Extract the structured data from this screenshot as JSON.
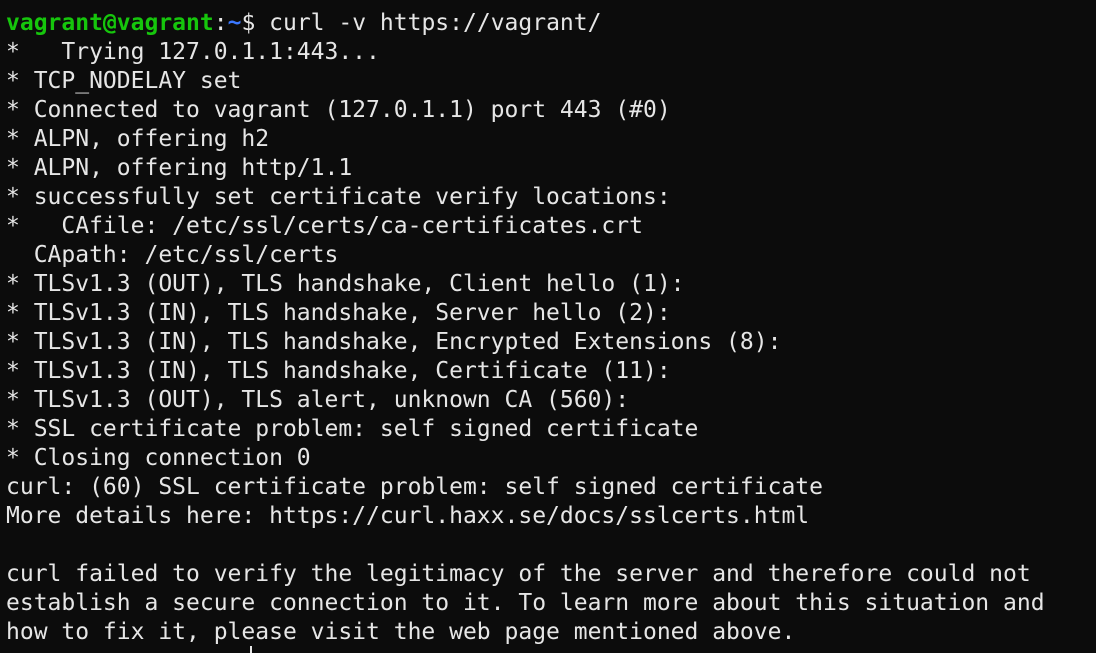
{
  "prompt": {
    "user_host": "vagrant@vagrant",
    "separator": ":",
    "path": "~",
    "symbol": "$",
    "command": " curl -v https://vagrant/"
  },
  "output_lines": [
    "*   Trying 127.0.1.1:443...",
    "* TCP_NODELAY set",
    "* Connected to vagrant (127.0.1.1) port 443 (#0)",
    "* ALPN, offering h2",
    "* ALPN, offering http/1.1",
    "* successfully set certificate verify locations:",
    "*   CAfile: /etc/ssl/certs/ca-certificates.crt",
    "  CApath: /etc/ssl/certs",
    "* TLSv1.3 (OUT), TLS handshake, Client hello (1):",
    "* TLSv1.3 (IN), TLS handshake, Server hello (2):",
    "* TLSv1.3 (IN), TLS handshake, Encrypted Extensions (8):",
    "* TLSv1.3 (IN), TLS handshake, Certificate (11):",
    "* TLSv1.3 (OUT), TLS alert, unknown CA (560):",
    "* SSL certificate problem: self signed certificate",
    "* Closing connection 0",
    "curl: (60) SSL certificate problem: self signed certificate",
    "More details here: https://curl.haxx.se/docs/sslcerts.html",
    "",
    "curl failed to verify the legitimacy of the server and therefore could not",
    "establish a secure connection to it. To learn more about this situation and",
    "how to fix it, please visit the web page mentioned above."
  ],
  "colors": {
    "background": "#0c0c0c",
    "foreground": "#e6e6e6",
    "user_host": "#16c60c",
    "path": "#3b78ff"
  }
}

----

▶ **TASK REQUIREMENTS**
Show the lines of the records that contain the word "problem".

▶ **TASK RESULT**
    "* SSL certificate problem: self signed certificate",
    "curl: (60) SSL certificate problem: self signed certificate",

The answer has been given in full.